Copy every record below exactly.
** START OF MATERIAL FOR THIS EXERCISE **
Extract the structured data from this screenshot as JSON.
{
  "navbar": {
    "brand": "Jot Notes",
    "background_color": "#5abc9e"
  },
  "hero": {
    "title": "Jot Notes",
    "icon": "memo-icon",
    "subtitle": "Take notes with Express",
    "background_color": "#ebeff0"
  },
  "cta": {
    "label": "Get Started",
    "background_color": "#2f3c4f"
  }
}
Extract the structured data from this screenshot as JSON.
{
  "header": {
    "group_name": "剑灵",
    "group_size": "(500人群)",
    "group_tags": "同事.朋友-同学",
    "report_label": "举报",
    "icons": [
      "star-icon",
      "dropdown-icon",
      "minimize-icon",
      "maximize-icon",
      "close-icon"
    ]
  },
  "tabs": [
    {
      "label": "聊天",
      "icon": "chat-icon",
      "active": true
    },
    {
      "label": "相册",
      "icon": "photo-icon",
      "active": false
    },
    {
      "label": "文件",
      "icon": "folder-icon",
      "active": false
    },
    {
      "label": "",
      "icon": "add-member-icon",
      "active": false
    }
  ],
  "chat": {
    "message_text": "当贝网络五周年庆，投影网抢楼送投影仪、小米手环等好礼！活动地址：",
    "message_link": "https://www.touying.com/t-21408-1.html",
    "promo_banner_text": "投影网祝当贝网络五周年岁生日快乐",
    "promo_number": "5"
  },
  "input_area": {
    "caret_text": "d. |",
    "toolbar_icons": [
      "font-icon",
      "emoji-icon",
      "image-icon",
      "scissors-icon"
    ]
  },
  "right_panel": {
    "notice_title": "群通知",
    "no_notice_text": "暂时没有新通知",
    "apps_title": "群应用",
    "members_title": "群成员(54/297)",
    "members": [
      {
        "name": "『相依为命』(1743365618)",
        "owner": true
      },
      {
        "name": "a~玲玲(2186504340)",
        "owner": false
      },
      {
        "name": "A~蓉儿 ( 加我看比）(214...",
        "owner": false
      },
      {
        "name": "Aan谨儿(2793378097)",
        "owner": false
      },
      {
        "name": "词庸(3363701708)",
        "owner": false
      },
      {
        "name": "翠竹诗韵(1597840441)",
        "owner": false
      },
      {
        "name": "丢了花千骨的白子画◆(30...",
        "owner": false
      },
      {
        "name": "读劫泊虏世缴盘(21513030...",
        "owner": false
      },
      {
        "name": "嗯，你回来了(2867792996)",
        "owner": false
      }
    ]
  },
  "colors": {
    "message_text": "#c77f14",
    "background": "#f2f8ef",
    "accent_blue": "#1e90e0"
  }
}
** END OF MATERIAL FOR THIS EXERCISE **
WORKED SOLUTION:
Extract the structured data from this screenshot as JSON.
{
  "navbar": {
    "brand": "Jot Notes",
    "background_color": "#5abc9e"
  },
  "hero": {
    "title": "Jot Notes",
    "icon": "memo-icon",
    "subtitle": "Take notes with Express",
    "background_color": "#ebeff0"
  },
  "cta": {
    "label": "Get Started",
    "background_color": "#2f3c4f"
  }
}
Extract the structured data from this screenshot as JSON.
{
  "header": {
    "group_name": "剑灵",
    "group_size": "(500人群)",
    "group_tags": "同事.朋友-同学",
    "report_label": "举报",
    "icons": [
      "star-icon",
      "dropdown-icon",
      "minimize-icon",
      "maximize-icon",
      "close-icon"
    ]
  },
  "tabs": [
    {
      "label": "聊天",
      "icon": "chat-icon",
      "active": true
    },
    {
      "label": "相册",
      "icon": "photo-icon",
      "active": false
    },
    {
      "label": "文件",
      "icon": "folder-icon",
      "active": false
    },
    {
      "label": "",
      "icon": "add-member-icon",
      "active": false
    }
  ],
  "chat": {
    "message_text": "当贝网络五周年庆，投影网抢楼送投影仪、小米手环等好礼！活动地址：",
    "message_link": "https://www.touying.com/t-21408-1.html",
    "promo_banner_text": "投影网祝当贝网络五周年岁生日快乐",
    "promo_number": "5"
  },
  "input_area": {
    "caret_text": "d. |",
    "toolbar_icons": [
      "font-icon",
      "emoji-icon",
      "image-icon",
      "scissors-icon"
    ]
  },
  "right_panel": {
    "notice_title": "群通知",
    "no_notice_text": "暂时没有新通知",
    "apps_title": "群应用",
    "members_title": "群成员(54/297)",
    "members": [
      {
        "name": "『相依为命』(1743365618)",
        "owner": true
      },
      {
        "name": "a~玲玲(2186504340)",
        "owner": false
      },
      {
        "name": "A~蓉儿 ( 加我看比）(214...",
        "owner": false
      },
      {
        "name": "Aan谨儿(2793378097)",
        "owner": false
      },
      {
        "name": "词庸(3363701708)",
        "owner": false
      },
      {
        "name": "翠竹诗韵(1597840441)",
        "owner": false
      },
      {
        "name": "丢了花千骨的白子画◆(30...",
        "owner": false
      },
      {
        "name": "读劫泊虏世缴盘(21513030...",
        "owner": false
      },
      {
        "name": "嗯，你回来了(2867792996)",
        "owner": false
      }
    ]
  },
  "colors": {
    "message_text": "#c77f14",
    "background": "#f2f8ef",
    "accent_blue": "#1e90e0"
  }
}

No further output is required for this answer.